Problem to work on
Please lay out every line below as a JSON list of strings, one string per line, with blank lines left out. Keep the pictures out of the list.

Source records:

*-*-*

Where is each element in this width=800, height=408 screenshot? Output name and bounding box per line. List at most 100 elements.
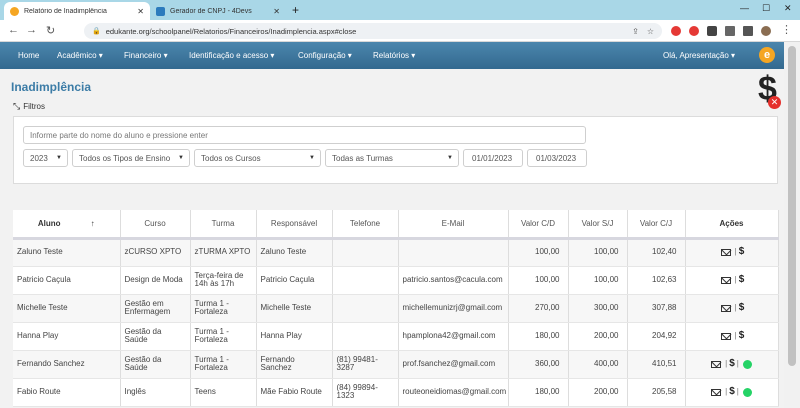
browser-menu-icon[interactable]: ⋮ [781,23,792,36]
close-icon[interactable]: ✕ [137,7,144,16]
cell-turma: Turma 1 - Fortaleza [190,294,257,323]
cell-cj: 205,58 [627,378,686,407]
date-to-value: 01/03/2023 [536,153,577,163]
cell-email: routeoneidiomas@gmail.com [398,378,509,407]
tab-title: Gerador de CNPJ - 4Devs [170,7,252,15]
ensino-select[interactable]: Todos os Tipos de Ensino ▼ [72,149,190,167]
4devs-favicon-icon [156,6,165,16]
cell-turma: Terça-feira de 14h às 17h [190,266,257,295]
forward-icon[interactable]: → [26,24,37,36]
cell-email: michellemunizrj@gmail.com [398,294,509,323]
browser-tab-active[interactable]: Relatório de Inadimplência ✕ [4,2,150,20]
email-icon[interactable] [711,360,722,368]
col-valor-cd[interactable]: Valor C/D [508,210,569,240]
col-telefone[interactable]: Telefone [332,210,399,240]
cell-responsavel: Michelle Teste [256,294,333,323]
col-valor-cj[interactable]: Valor C/J [627,210,686,240]
cell-responsavel: Hanna Play [256,322,333,351]
page-scrollbar[interactable] [784,42,800,408]
page-title: Inadimplência [11,80,92,94]
sort-up-icon[interactable]: ↑ [91,219,95,228]
share-icon[interactable]: ⇪ [632,27,639,36]
cell-actions: | $ [685,322,779,351]
cell-email: patricio.santos@cacula.com [398,266,509,295]
profile-avatar-icon[interactable] [761,26,771,36]
email-icon[interactable] [720,332,731,340]
cell-email [398,238,509,267]
date-to-input[interactable]: 01/03/2023 [527,149,587,167]
year-select[interactable]: 2023 ▼ [23,149,68,167]
new-tab-icon[interactable]: + [292,3,299,17]
year-value: 2023 [30,153,48,163]
table-row[interactable]: Fabio Route Inglês Teens Mãe Fabio Route (84… [13,378,779,407]
separator: | [736,386,739,396]
minimize-icon[interactable]: — [740,3,749,13]
scrollbar-thumb[interactable] [788,46,796,366]
nav-configuracao[interactable]: Configuração ▾ [298,51,352,60]
col-email[interactable]: E-Mail [398,210,509,240]
dollar-icon[interactable]: $ [739,330,745,341]
cell-telefone: (81) 99481-3287 [332,350,399,379]
table-row[interactable]: Michelle Teste Gestão em Enfermagem Turma … [13,294,779,323]
date-from-input[interactable]: 01/01/2023 [463,149,523,167]
table-row[interactable]: Patricio Caçula Design de Moda Terça-feira… [13,266,779,295]
col-responsavel[interactable]: Responsável [256,210,333,240]
extension-adblock-icon[interactable] [689,26,699,36]
dollar-icon[interactable]: $ [739,274,745,285]
cell-curso: Inglês [120,378,191,407]
extensions-puzzle-icon[interactable] [707,26,717,36]
cell-curso: Gestão da Saúde [120,350,191,379]
nav-relatorios[interactable]: Relatórios ▾ [373,51,415,60]
collapse-arrows-icon[interactable]: ⤡ [13,101,20,112]
col-turma[interactable]: Turma [190,210,257,240]
browser-tab-inactive[interactable]: Gerador de CNPJ - 4Devs ✕ [150,2,286,20]
cell-telefone [332,294,399,323]
extension-red-icon[interactable] [671,26,681,36]
col-aluno[interactable]: Aluno ↑ [13,210,121,240]
turmas-select[interactable]: Todas as Turmas ▼ [325,149,459,167]
email-icon[interactable] [720,249,731,256]
email-icon[interactable] [720,304,731,312]
cell-actions: | $ [685,266,779,295]
nav-home[interactable]: Home [18,51,39,60]
ensino-value: Todos os Tipos de Ensino [79,153,171,163]
whatsapp-icon[interactable] [742,359,752,369]
maximize-icon[interactable]: ☐ [762,3,770,14]
col-valor-sj[interactable]: Valor S/J [568,210,628,240]
chevron-down-icon: ▼ [178,155,184,161]
nav-financeiro[interactable]: Financeiro ▾ [124,51,168,60]
cell-aluno: Fabio Route [13,378,121,407]
filters-toggle[interactable]: ⤡ Filtros [13,101,45,112]
col-acoes: Ações [685,210,779,240]
student-search-input[interactable] [23,126,586,144]
dollar-icon[interactable]: $ [729,358,735,369]
side-panel-icon[interactable] [743,26,753,36]
cell-turma: Turma 1 - Fortaleza [190,322,257,351]
window-close-icon[interactable]: ✕ [784,3,792,14]
user-menu[interactable]: Olá, Apresentação ▾ [663,51,735,60]
url-text: edukante.org/schoolpanel/Relatorios/Fina… [105,26,357,36]
reading-list-icon[interactable] [725,26,735,36]
separator: | [725,358,728,368]
cursos-select[interactable]: Todos os Cursos ▼ [194,149,321,167]
email-icon[interactable] [711,388,722,396]
reload-icon[interactable]: ↻ [46,24,55,37]
chevron-down-icon: ▼ [56,155,62,161]
dollar-icon[interactable]: $ [739,302,745,313]
dollar-icon[interactable]: $ [739,246,745,258]
whatsapp-icon[interactable] [742,387,752,397]
email-icon[interactable] [720,276,731,284]
dollar-icon[interactable]: $ [729,386,735,397]
bookmark-star-icon[interactable]: ☆ [647,27,654,36]
nav-academico[interactable]: Acadêmico ▾ [57,51,103,60]
table-row[interactable]: Fernando Sanchez Gestão da Saúde Turma 1 -… [13,350,779,379]
cell-telefone: (84) 99894-1323 [332,378,399,407]
browser-toolbar: ← → ↻ 🔒 edukante.org/schoolpanel/Relator… [0,20,800,42]
nav-identificacao[interactable]: Identificação e acesso ▾ [189,51,274,60]
table-row[interactable]: Hanna Play Gestão da Saúde Turma 1 - Forta… [13,322,779,351]
table-row[interactable]: Zaluno Teste zCURSO XPTO zTURMA XPTO Zaluno… [13,238,779,267]
close-icon[interactable]: ✕ [273,7,280,16]
back-icon[interactable]: ← [8,24,19,36]
address-bar[interactable]: 🔒 edukante.org/schoolpanel/Relatorios/Fi… [84,23,662,39]
col-curso[interactable]: Curso [120,210,191,240]
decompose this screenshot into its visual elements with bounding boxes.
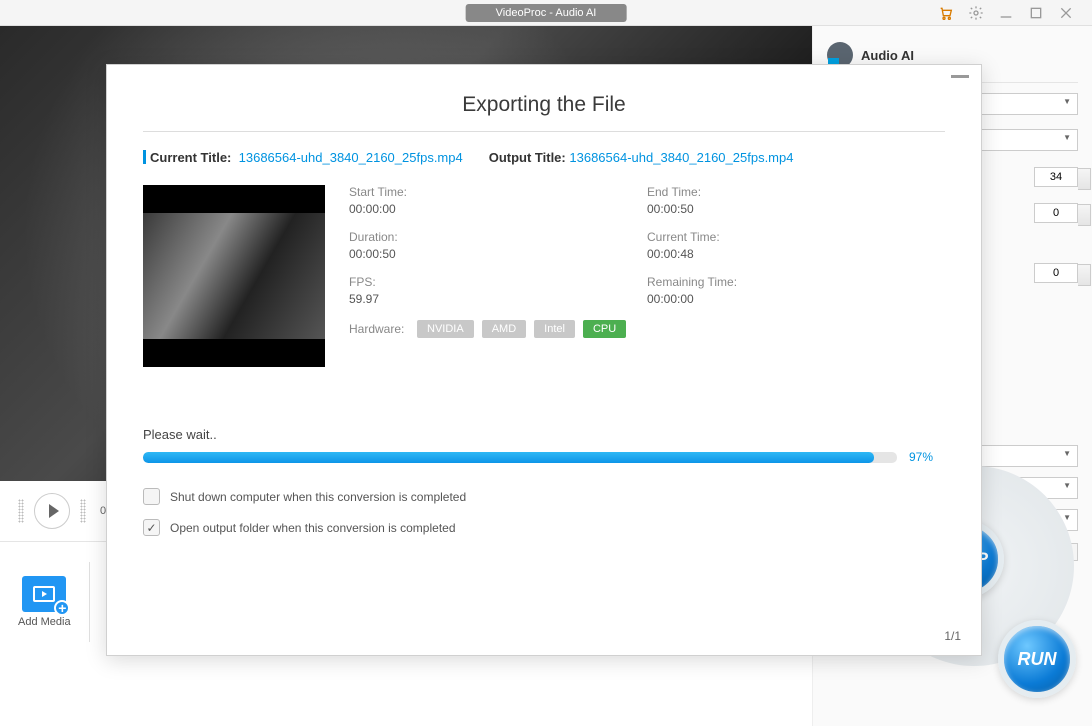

*-*-*

Exercise result
[
  "Where is each element in this width=800, height=408 screenshot? Output name and bounding box per line. List at most 100 elements.",
  "browser-menu-icon[interactable]: ⋮ [781,23,792,36]",
  "close-icon[interactable]: ✕ [137,7,144,16]",
  "cell-turma: Turma 1 - Fortaleza [190,294,257,323]",
  "cell-cj: 205,58 [627,378,686,407]",
  "date-to-value: 01/03/2023 [536,153,577,163]",
  "cell-email: routeoneidiomas@gmail.com [398,378,509,407]",
  "tab-title: Gerador de CNPJ - 4Devs [170,7,252,15]",
  "ensino-select[interactable]: Todos os Tipos de Ensino ▼ [72,149,190,167]",
  "4devs-favicon-icon [156,6,165,16]",
  "cell-turma: Terça-feira de 14h às 17h [190,266,257,295]",
  "forward-icon[interactable]: → [26,24,37,36]",
  "cell-email: michellemunizrj@gmail.com [398,294,509,323]",
  "browser-tab-active[interactable]: Relatório de Inadimplência ✕ [4,2,150,20]",
  "email-icon[interactable] [711,360,722,368]",
  "col-valor-cd[interactable]: Valor C/D [508,210,569,240]",
  "col-telefone[interactable]: Telefone [332,210,399,240]",
  "cell-responsavel: Michelle Teste [256,294,333,323]",
  "col-valor-cj[interactable]: Valor C/J [627,210,686,240]",
  "cell-responsavel: Hanna Play [256,322,333,351]",
  "page-scrollbar[interactable] [784,42,800,408]",
  "page-title: Inadimplência [11,80,92,94]",
  "sort-up-icon[interactable]: ↑ [91,219,95,228]",
  "share-icon[interactable]: ⇪ [632,27,639,36]",
  "cell-actions: | $ [685,322,779,351]",
  "cell-email: patricio.santos@cacula.com [398,266,509,295]",
  "profile-avatar-icon[interactable] [761,26,771,36]",
  "email-icon[interactable] [720,332,731,340]",
  "cell-email [398,238,509,267]",
  "date-to-input[interactable]: 01/03/2023 [527,149,587,167]",
  "year-select[interactable]: 2023 ▼ [23,149,68,167]",
  "new-tab-icon[interactable]: + [292,3,299,17]",
  "year-value: 2023 [30,153,48,163]",
  "table-row[interactable]: Fabio Route Inglês Teens Mãe Fabio Route (84… [13,378,779,407]",
  "separator: | [736,386,739,396]",
  "minimize-icon[interactable]: — [740,3,749,13]",
  "scrollbar-thumb[interactable] [788,46,796,366]",
  "nav-configuracao[interactable]: Configuração ▾ [298,51,352,60]",
  "col-email[interactable]: E-Mail [398,210,509,240]",
  "dollar-icon[interactable]: $ [739,330,745,341]",
  "cell-telefone: (81) 99481-3287 [332,350,399,379]",
  "table-row[interactable]: Michelle Teste Gestão em Enfermagem Turma … [13,294,779,323]",
  "date-from-input[interactable]: 01/01/2023 [463,149,523,167]",
  "table-row[interactable]: Patricio Caçula Design de Moda Terça-feira… [13,266,779,295]",
  "col-responsavel[interactable]: Responsável [256,210,333,240]",
  "extension-adblock-icon[interactable] [689,26,699,36]",
  "dollar-icon[interactable]: $ [739,274,745,285]",
  "cell-curso: Inglês [120,378,191,407]",
  "extensions-puzzle-icon[interactable] [707,26,717,36]",
  "cell-curso: Gestão da Saúde [120,350,191,379]",
  "nav-relatorios[interactable]: Relatórios ▾ [373,51,415,60]",
  "collapse-arrows-icon[interactable]: ⤡ [13,101,20,112]",
  "col-turma[interactable]: Turma [190,210,257,240]",
  "browser-tab-inactive[interactable]: Gerador de CNPJ - 4Devs ✕ [150,2,286,20]",
  "cell-telefone [332,294,399,323]",
  "extension-red-icon[interactable] [671,26,681,36]",
  "col-aluno[interactable]: Aluno ↑ [13,210,121,240]",
  "turmas-select[interactable]: Todas as Turmas ▼ [325,149,459,167]",
  "email-icon[interactable] [720,249,731,256]",
  "email-icon[interactable] [720,304,731,312]",
  "cell-actions: | $ [685,266,779,295]",
  "nav-home[interactable]: Home [18,51,39,60]",
  "ensino-value: Todos os Tipos de Ensino [79,153,171,163]",
  "whatsapp-icon[interactable] [742,359,752,369]",
  "maximize-icon[interactable]: ☐ [762,3,770,14]",
  "col-valor-sj[interactable]: Valor S/J [568,210,628,240]",
  "chevron-down-icon: ▼ [178,155,184,161]",
  "nav-financeiro[interactable]: Financeiro ▾ [124,51,168,60]",
  "cell-aluno: Fabio Route [13,378,121,407]",
  "filters-toggle[interactable]: ⤡ Filtros [13,101,45,112]",
  "col-acoes: Ações [685,210,779,240]",
  "student-search-input[interactable] [23,126,586,144]",
  "dollar-icon[interactable]: $ [729,358,735,369]",
  "side-panel-icon[interactable] [743,26,753,36]",
  "cell-turma: Turma 1 - Fortaleza [190,322,257,351]",
  "window-close-icon[interactable]: ✕ [784,3,792,14]",
  "user-menu[interactable]: Olá, Apresentação ▾ [663,51,735,60]",
  "url-text: edukante.org/schoolpanel/Relatorios/Fina… [105,26,357,36]",
  "reading-list-icon[interactable] [725,26,735,36]",
  "separator: | [725,358,728,368]",
  "cursos-select[interactable]: Todos os Cursos ▼ [194,149,321,167]",
  "email-icon[interactable] [711,388,722,396]",
  "reload-icon[interactable]: ↻ [46,24,55,37]",
  "chevron-down-icon: ▼ [56,155,62,161]",
  "dollar-icon[interactable]: $ [739,302,745,313]",
  "dollar-icon[interactable]: $ [739,246,745,258]",
  "whatsapp-icon[interactable] [742,387,752,397]",
  "email-icon[interactable] [720,276,731,284]",
  "dollar-icon[interactable]: $ [729,386,735,397]",
  "bookmark-star-icon[interactable]: ☆ [647,27,654,36]",
  "nav-academico[interactable]: Acadêmico ▾ [57,51,103,60]",
  "table-row[interactable]: Fernando Sanchez Gestão da Saúde Turma 1 -… [13,350,779,379]",
  "cell-telefone: (84) 99894-1323 [332,378,399,407]",
  "browser-toolbar: ← → ↻ 🔒 edukante.org/schoolpanel/Relator… [0,20,800,42]",
  "nav-identificacao[interactable]: Identificação e acesso ▾ [189,51,274,60]",
  "table-row[interactable]: Hanna Play Gestão da Saúde Turma 1 - Forta… [13,322,779,351]",
  "table-row[interactable]: Zaluno Teste zCURSO XPTO zTURMA XPTO Zaluno… [13,238,779,267]",
  "close-icon[interactable]: ✕ [273,7,280,16]",
  "back-icon[interactable]: ← [8,24,19,36]",
  "address-bar[interactable]: 🔒 edukante.org/schoolpanel/Relatorios/Fi… [84,23,662,39]",
  "col-curso[interactable]: Curso [120,210,191,240]",
  "decompose this screenshot into its visual elements with bounding boxes."
]